**Task**: Please report every line from the material that contains the word "folder".

Extracted data entries:
+ + + + + + +

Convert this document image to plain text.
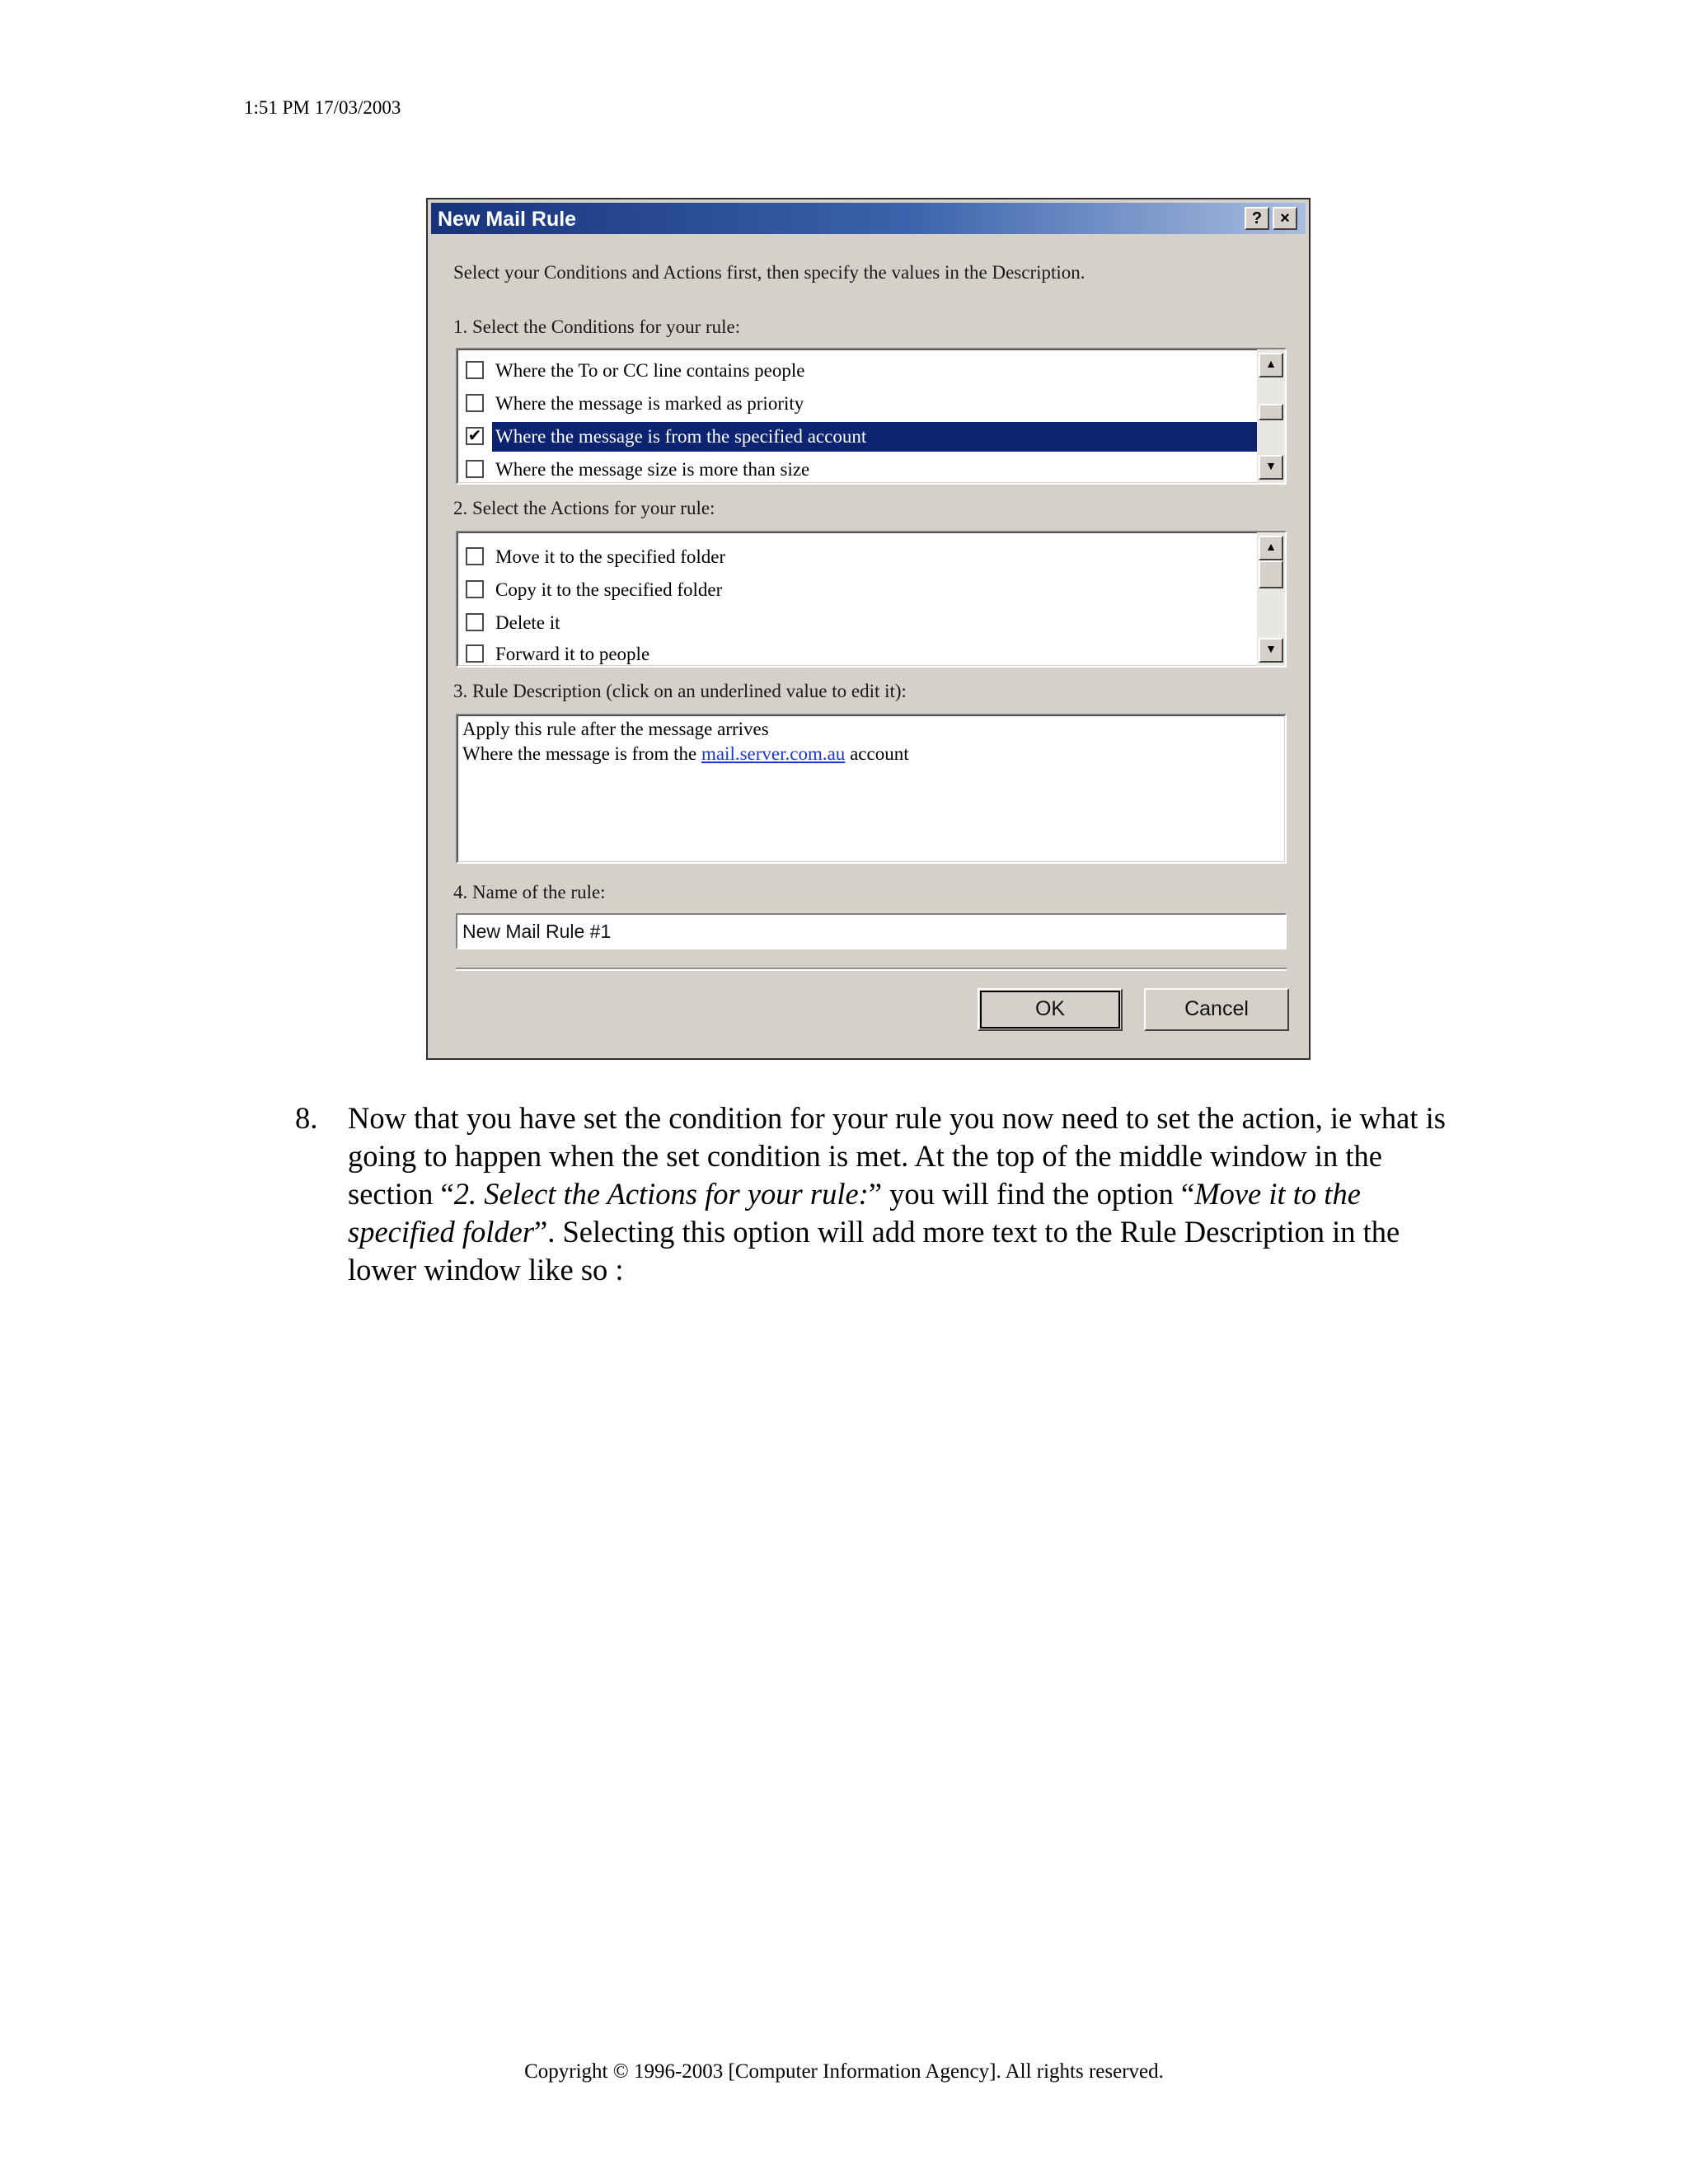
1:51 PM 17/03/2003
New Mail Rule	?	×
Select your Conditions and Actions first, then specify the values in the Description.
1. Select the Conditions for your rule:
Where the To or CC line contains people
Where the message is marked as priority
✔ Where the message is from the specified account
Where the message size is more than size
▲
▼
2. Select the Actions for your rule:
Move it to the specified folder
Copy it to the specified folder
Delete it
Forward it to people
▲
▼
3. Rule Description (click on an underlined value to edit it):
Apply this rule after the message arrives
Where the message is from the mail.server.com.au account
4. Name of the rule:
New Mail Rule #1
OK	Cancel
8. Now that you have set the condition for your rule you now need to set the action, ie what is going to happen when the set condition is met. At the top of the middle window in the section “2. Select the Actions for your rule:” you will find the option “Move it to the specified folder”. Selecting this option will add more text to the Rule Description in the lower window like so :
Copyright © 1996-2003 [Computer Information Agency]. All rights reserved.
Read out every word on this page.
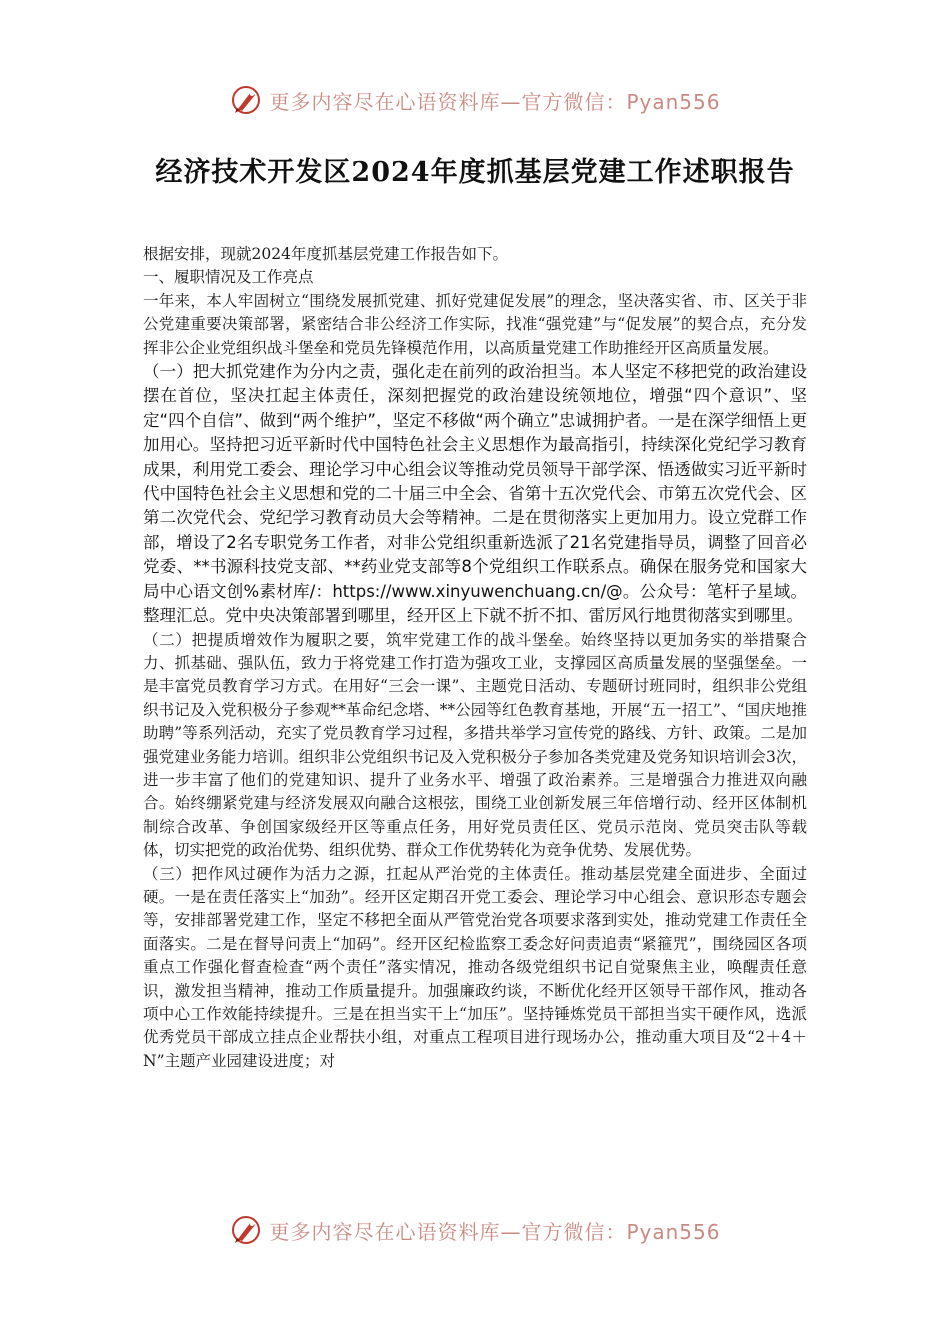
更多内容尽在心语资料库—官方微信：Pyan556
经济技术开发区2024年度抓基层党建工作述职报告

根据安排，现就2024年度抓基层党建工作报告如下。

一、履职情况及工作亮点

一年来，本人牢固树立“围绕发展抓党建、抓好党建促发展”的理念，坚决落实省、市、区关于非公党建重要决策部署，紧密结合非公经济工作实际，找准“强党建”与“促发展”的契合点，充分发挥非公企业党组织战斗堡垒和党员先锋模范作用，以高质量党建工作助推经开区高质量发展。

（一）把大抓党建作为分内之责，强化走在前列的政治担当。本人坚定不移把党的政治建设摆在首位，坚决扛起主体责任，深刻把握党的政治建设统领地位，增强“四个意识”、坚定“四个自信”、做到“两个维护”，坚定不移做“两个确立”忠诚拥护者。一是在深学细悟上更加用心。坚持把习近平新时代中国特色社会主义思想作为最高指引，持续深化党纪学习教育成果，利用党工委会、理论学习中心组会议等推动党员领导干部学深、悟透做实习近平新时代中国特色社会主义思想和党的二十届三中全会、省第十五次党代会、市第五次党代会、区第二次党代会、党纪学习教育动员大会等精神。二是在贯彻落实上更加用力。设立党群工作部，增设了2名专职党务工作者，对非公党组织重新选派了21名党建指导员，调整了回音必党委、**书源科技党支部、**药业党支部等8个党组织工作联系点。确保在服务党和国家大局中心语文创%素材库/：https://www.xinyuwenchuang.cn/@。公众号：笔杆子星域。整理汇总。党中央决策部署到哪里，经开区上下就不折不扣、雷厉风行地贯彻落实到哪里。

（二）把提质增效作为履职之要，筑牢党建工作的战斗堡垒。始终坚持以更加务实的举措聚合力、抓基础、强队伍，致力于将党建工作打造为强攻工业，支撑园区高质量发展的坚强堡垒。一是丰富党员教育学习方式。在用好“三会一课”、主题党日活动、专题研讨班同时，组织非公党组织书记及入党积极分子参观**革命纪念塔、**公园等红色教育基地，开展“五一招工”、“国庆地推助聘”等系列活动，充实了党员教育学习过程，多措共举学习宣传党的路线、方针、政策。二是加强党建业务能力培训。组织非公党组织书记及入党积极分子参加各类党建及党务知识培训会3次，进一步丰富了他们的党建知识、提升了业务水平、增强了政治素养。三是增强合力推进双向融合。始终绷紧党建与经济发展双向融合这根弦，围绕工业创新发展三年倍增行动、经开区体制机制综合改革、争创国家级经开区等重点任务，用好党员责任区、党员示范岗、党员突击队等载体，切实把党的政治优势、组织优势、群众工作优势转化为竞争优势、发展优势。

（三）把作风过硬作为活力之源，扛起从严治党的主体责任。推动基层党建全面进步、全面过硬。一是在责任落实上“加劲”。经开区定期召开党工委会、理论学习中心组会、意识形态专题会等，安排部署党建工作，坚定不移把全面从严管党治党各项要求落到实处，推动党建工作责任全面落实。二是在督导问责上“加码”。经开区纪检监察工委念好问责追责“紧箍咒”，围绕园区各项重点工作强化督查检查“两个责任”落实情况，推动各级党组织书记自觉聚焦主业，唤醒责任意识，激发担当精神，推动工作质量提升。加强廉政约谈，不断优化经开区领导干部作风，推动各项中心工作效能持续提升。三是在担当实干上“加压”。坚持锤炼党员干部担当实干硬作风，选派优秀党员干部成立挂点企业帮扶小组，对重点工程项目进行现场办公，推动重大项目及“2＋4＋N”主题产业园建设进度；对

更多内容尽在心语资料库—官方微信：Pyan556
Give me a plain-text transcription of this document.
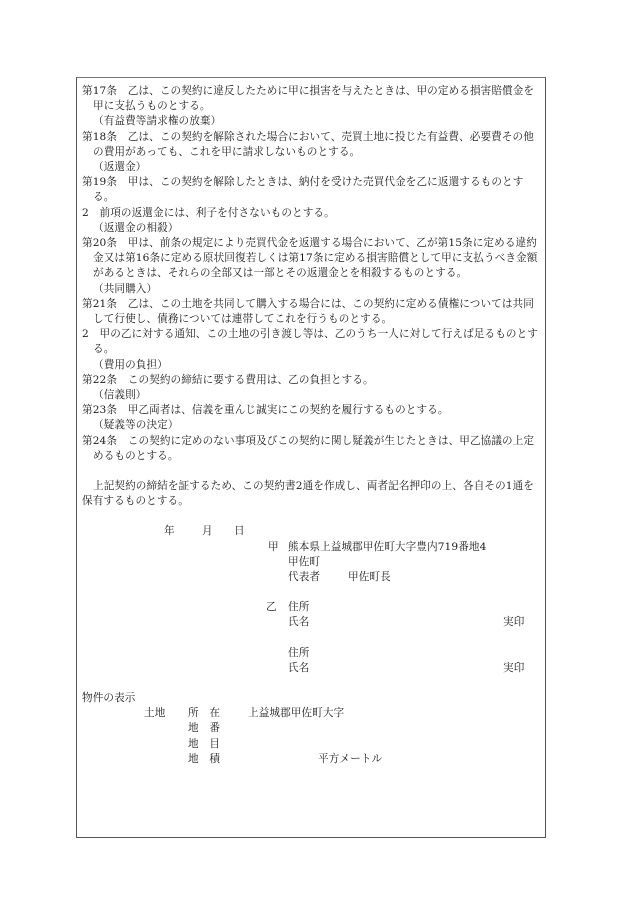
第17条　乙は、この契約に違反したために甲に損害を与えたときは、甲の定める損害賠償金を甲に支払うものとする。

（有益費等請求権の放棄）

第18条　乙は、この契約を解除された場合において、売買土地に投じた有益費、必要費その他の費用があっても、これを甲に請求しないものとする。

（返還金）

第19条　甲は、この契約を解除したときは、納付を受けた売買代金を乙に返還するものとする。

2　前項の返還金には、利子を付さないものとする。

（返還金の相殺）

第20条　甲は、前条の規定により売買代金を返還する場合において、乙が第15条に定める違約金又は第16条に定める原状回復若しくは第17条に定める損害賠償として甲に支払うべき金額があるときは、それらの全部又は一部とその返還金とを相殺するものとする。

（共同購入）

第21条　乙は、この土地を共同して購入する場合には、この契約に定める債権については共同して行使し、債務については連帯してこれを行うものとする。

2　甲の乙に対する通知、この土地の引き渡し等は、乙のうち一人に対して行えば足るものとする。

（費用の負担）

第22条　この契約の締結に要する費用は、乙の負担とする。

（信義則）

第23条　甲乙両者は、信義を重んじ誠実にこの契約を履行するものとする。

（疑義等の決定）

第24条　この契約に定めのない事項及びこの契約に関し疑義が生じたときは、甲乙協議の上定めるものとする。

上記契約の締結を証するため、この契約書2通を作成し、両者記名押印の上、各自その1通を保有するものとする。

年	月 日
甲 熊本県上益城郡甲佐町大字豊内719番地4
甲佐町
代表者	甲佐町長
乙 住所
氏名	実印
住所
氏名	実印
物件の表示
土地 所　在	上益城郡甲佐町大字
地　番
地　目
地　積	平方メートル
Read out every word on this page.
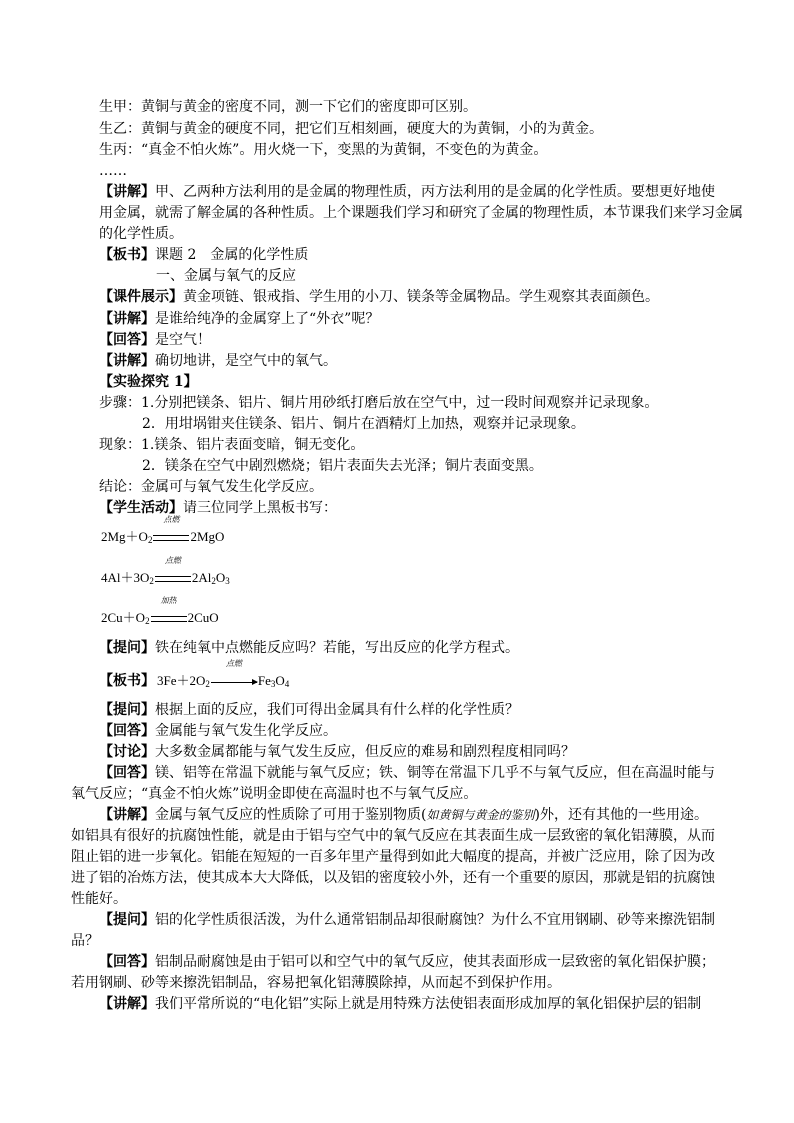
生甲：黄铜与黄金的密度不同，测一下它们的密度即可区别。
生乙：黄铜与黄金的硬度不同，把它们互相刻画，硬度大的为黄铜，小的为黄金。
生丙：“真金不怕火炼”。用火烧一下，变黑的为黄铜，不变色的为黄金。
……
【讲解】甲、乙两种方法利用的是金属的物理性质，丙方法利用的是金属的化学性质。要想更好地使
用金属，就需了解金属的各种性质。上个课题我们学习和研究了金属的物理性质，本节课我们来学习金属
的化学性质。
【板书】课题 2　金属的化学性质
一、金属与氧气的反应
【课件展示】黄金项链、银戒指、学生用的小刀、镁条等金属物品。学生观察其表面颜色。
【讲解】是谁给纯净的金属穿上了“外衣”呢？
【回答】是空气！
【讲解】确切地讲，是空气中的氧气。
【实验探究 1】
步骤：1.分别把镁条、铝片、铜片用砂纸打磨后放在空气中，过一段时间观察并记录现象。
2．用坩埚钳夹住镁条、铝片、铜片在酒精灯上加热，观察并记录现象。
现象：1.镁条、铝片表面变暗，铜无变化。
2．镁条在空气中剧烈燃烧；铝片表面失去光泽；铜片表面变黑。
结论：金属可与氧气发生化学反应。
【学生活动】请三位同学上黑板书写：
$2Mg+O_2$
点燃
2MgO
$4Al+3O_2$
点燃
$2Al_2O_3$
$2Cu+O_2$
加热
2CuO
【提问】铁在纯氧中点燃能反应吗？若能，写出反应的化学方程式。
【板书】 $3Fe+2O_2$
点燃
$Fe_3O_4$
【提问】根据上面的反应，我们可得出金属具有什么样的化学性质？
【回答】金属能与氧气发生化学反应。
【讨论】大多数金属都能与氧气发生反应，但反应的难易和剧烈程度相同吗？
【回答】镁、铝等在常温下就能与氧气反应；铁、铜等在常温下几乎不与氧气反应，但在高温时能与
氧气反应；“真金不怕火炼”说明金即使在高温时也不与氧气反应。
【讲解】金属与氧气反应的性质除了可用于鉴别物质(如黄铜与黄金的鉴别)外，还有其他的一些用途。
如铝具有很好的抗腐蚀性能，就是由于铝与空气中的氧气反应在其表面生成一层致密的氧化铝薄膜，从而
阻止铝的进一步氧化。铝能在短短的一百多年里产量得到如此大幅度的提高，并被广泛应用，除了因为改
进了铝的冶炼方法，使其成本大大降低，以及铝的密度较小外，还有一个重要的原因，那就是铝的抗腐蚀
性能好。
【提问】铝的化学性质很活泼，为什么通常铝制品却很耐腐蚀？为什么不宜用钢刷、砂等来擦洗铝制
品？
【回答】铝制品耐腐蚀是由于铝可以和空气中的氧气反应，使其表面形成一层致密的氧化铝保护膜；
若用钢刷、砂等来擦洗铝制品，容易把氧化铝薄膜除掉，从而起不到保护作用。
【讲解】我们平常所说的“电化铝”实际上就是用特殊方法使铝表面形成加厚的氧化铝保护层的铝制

+ + + + + + +

**Reply to the task**:
Move it to the specified folder
Copy it to the specified folder
8. Now that you have set the condition for your rule you now need to set the action, ie what is going to happen when the set condition is met. At the top of the middle window in the section “2. Select the Actions for your rule:” you will find the option “Move it to the specified folder”. Selecting this option will add more text to the Rule Description in the lower window like so :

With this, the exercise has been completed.